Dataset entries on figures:
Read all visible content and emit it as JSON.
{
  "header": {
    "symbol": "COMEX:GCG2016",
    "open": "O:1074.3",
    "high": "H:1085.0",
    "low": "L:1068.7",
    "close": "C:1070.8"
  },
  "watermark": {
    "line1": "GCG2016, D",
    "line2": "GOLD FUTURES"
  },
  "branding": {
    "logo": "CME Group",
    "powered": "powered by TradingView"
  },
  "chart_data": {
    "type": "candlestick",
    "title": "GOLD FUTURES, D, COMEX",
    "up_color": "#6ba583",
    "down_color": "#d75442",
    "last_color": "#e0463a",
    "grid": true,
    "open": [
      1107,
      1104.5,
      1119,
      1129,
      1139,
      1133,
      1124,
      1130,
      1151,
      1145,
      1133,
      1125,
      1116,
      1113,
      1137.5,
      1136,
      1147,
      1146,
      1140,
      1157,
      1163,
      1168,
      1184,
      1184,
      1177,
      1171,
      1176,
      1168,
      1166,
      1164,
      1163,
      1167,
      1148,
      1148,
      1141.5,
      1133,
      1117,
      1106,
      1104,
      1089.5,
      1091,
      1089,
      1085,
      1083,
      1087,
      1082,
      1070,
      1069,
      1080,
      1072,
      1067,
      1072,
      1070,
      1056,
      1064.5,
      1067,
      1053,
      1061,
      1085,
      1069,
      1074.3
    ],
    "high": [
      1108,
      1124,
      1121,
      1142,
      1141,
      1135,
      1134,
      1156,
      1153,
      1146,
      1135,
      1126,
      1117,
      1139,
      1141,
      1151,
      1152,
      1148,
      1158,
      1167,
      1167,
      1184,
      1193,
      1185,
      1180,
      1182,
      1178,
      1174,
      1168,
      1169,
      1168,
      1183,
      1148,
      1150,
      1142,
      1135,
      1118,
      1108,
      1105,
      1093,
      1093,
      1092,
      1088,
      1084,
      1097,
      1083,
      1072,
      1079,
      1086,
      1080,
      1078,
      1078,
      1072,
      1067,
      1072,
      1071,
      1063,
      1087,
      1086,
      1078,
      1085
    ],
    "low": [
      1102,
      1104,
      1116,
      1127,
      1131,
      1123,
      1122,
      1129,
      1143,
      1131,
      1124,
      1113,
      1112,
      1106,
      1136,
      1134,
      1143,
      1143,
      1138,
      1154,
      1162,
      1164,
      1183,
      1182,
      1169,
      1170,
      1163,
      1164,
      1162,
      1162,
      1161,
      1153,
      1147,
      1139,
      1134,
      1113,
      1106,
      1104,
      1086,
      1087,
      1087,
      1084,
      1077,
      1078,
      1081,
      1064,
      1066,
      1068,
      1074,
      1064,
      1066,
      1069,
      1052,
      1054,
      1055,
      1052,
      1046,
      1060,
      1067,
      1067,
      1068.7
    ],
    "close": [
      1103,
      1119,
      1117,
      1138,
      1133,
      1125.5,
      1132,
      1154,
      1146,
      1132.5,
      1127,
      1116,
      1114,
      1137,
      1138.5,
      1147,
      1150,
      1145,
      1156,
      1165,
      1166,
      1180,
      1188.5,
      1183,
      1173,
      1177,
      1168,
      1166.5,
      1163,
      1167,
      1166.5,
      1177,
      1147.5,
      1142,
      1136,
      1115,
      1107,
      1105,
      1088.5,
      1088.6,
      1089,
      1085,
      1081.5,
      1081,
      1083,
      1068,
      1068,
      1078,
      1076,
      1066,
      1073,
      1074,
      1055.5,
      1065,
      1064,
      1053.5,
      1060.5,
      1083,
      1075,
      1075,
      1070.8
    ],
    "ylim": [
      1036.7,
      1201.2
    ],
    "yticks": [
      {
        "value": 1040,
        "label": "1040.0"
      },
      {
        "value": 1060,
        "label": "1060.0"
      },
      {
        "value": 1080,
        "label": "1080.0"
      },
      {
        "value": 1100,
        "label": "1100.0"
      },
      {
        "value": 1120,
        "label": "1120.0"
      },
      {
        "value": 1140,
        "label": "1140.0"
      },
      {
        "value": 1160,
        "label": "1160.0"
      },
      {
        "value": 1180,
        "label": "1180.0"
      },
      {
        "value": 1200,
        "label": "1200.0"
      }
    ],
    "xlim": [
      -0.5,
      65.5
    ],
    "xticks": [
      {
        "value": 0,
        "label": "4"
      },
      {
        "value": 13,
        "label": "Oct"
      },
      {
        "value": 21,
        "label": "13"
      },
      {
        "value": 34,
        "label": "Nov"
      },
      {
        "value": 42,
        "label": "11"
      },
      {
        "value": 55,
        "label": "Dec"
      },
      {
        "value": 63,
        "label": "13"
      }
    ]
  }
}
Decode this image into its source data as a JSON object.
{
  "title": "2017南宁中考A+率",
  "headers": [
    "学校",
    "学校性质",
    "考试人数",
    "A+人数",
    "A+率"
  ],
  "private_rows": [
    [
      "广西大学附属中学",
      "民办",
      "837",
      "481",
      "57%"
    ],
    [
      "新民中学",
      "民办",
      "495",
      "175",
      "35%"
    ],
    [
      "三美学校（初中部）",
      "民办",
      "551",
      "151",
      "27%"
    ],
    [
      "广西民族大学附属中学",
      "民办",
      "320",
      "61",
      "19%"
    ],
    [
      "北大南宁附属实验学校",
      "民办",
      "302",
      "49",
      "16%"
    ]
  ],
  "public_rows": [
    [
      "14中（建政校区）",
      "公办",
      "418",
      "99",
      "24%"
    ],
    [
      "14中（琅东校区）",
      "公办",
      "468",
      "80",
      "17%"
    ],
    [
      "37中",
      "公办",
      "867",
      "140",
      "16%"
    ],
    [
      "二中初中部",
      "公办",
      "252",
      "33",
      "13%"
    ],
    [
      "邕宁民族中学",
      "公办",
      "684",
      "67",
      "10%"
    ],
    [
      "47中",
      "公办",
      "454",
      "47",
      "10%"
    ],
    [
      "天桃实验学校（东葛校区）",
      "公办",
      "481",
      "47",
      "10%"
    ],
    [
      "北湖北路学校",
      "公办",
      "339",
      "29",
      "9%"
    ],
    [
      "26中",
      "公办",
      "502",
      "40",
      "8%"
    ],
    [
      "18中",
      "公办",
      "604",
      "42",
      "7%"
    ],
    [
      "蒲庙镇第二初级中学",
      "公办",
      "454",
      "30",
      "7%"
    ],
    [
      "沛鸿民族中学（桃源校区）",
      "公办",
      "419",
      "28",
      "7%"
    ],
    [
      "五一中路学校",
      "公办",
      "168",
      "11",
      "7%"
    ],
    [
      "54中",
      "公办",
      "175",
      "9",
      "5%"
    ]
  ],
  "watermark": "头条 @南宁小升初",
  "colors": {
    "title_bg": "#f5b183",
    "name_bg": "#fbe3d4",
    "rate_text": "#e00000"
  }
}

» What you should do: Give exactly the lines from the one with "Decode this image" to the end of the entries, nothing before them.

» The answer:
Decode this image into its source data as a JSON object.
{
  "title": "2017南宁中考A+率",
  "headers": [
    "学校",
    "学校性质",
    "考试人数",
    "A+人数",
    "A+率"
  ],
  "private_rows": [
    [
      "广西大学附属中学",
      "民办",
      "837",
      "481",
      "57%"
    ],
    [
      "新民中学",
      "民办",
      "495",
      "175",
      "35%"
    ],
    [
      "三美学校（初中部）",
      "民办",
      "551",
      "151",
      "27%"
    ],
    [
      "广西民族大学附属中学",
      "民办",
      "320",
      "61",
      "19%"
    ],
    [
      "北大南宁附属实验学校",
      "民办",
      "302",
      "49",
      "16%"
    ]
  ],
  "public_rows": [
    [
      "14中（建政校区）",
      "公办",
      "418",
      "99",
      "24%"
    ],
    [
      "14中（琅东校区）",
      "公办",
      "468",
      "80",
      "17%"
    ],
    [
      "37中",
      "公办",
      "867",
      "140",
      "16%"
    ],
    [
      "二中初中部",
      "公办",
      "252",
      "33",
      "13%"
    ],
    [
      "邕宁民族中学",
      "公办",
      "684",
      "67",
      "10%"
    ],
    [
      "47中",
      "公办",
      "454",
      "47",
      "10%"
    ],
    [
      "天桃实验学校（东葛校区）",
      "公办",
      "481",
      "47",
      "10%"
    ],
    [
      "北湖北路学校",
      "公办",
      "339",
      "29",
      "9%"
    ],
    [
      "26中",
      "公办",
      "502",
      "40",
      "8%"
    ],
    [
      "18中",
      "公办",
      "604",
      "42",
      "7%"
    ],
    [
      "蒲庙镇第二初级中学",
      "公办",
      "454",
      "30",
      "7%"
    ],
    [
      "沛鸿民族中学（桃源校区）",
      "公办",
      "419",
      "28",
      "7%"
    ],
    [
      "五一中路学校",
      "公办",
      "168",
      "11",
      "7%"
    ],
    [
      "54中",
      "公办",
      "175",
      "9",
      "5%"
    ]
  ],
  "watermark": "头条 @南宁小升初",
  "colors": {
    "title_bg": "#f5b183",
    "name_bg": "#fbe3d4",
    "rate_text": "#e00000"
  }
}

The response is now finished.